Identify all lines in the data containing the string "Position". Copy them out.
** Start of Supplied material **
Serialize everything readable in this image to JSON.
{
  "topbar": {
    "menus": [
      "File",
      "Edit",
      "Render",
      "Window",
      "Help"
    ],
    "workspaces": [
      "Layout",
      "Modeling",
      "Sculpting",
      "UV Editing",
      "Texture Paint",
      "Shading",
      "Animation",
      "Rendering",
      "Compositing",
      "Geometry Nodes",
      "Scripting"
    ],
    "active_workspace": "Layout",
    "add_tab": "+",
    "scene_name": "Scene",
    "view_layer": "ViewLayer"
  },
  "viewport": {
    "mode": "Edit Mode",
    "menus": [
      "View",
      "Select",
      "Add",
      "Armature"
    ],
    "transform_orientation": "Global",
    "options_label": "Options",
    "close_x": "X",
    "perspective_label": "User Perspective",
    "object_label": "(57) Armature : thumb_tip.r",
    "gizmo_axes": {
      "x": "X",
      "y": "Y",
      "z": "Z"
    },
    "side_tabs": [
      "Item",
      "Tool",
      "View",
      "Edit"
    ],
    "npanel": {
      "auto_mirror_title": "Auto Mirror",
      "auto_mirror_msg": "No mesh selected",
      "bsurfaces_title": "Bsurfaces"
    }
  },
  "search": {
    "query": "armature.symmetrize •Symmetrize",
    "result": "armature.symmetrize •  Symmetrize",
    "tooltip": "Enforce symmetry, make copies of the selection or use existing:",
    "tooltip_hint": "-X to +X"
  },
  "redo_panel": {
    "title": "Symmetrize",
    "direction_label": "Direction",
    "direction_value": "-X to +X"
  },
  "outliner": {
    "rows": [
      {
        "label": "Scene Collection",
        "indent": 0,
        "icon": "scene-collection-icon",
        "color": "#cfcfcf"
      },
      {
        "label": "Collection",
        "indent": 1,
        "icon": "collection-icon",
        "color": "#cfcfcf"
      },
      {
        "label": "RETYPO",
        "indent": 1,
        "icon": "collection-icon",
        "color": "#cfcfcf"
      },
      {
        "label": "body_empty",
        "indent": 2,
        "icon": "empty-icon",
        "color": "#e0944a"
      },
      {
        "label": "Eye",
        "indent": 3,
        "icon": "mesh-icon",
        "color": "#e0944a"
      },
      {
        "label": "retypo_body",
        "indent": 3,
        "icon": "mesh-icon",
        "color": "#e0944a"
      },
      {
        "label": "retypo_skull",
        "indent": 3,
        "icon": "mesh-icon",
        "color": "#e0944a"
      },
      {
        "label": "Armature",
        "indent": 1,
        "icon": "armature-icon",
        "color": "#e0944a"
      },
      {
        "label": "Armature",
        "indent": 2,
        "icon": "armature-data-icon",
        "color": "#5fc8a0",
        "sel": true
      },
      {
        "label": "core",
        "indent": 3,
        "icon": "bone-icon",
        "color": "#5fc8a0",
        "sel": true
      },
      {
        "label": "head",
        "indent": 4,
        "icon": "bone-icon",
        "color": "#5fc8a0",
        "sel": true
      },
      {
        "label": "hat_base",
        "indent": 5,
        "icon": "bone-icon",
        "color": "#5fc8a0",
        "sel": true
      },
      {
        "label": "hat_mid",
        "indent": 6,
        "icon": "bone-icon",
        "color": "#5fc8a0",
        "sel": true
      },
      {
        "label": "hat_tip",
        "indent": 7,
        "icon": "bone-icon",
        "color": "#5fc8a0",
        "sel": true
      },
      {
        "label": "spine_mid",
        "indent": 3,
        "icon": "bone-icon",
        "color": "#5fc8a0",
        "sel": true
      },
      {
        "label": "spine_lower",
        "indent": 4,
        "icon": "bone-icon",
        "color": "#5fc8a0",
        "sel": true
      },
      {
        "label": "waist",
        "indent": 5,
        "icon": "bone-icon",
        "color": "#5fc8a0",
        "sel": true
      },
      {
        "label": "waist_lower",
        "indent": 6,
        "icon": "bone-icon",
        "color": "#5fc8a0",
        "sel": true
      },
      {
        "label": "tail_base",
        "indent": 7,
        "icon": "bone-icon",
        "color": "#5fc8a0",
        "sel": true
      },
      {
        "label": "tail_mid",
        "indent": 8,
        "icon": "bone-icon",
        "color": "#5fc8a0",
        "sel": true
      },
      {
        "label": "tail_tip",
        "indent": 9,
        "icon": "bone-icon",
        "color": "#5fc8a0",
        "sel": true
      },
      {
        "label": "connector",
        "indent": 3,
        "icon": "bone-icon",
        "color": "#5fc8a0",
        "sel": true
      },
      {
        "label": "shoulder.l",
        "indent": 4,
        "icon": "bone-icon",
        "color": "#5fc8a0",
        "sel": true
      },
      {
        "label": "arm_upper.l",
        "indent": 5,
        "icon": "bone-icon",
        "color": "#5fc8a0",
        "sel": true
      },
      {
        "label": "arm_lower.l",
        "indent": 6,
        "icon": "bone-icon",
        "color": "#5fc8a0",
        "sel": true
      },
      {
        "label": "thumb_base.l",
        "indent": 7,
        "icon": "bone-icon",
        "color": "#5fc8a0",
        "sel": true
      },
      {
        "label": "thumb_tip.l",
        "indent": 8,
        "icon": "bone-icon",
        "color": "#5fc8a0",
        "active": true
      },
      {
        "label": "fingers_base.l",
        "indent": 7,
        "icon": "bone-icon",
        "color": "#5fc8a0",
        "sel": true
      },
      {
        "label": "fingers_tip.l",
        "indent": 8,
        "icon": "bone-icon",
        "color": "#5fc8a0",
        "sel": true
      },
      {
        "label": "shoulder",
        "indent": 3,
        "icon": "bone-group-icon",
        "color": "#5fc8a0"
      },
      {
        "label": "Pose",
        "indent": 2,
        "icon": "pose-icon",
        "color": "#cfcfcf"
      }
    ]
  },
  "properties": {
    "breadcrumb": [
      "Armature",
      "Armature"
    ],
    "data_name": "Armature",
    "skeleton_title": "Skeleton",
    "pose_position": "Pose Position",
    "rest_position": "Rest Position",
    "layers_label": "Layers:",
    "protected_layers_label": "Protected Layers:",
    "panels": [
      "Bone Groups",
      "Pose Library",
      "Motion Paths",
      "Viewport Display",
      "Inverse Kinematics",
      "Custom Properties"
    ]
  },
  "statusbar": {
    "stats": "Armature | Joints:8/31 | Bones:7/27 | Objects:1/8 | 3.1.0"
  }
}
** End of Supplied material **
## Correct output:
    "pose_position": "Pose Position",
    "rest_position": "Rest Position",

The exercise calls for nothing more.